▶ **GIVEN TASK**
Look through the data below. Pick out the lines holding the string "registrovaným".

[Saved entries]
────────

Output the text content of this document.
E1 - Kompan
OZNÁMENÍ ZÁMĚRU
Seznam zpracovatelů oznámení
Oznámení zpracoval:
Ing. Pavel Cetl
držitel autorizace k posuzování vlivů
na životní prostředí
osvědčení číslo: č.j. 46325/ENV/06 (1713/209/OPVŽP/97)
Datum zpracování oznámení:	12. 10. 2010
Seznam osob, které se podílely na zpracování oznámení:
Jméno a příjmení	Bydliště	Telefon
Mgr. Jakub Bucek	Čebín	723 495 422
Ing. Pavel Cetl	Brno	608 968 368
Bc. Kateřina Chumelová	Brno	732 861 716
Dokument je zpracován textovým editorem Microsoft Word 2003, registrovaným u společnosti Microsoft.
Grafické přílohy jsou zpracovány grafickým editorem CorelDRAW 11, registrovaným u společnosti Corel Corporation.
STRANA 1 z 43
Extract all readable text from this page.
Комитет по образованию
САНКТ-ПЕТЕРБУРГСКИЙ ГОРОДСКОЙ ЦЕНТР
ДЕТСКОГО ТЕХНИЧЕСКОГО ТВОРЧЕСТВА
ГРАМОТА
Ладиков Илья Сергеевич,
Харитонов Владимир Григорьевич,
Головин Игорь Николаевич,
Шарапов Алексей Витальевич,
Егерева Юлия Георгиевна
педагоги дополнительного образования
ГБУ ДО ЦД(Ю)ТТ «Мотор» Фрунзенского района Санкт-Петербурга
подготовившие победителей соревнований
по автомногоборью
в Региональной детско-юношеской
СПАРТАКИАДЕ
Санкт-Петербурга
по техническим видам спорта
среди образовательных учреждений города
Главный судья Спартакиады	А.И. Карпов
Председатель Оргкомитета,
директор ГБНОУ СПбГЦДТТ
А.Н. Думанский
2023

────────

▶ **CORRECT ANSWER**
Dokument je zpracován textovým editorem Microsoft Word 2003, registrovaným u společnosti Microsoft.
Grafické přílohy jsou zpracovány grafickým editorem CorelDRAW 11, registrovaným u společnosti Corel Corporation.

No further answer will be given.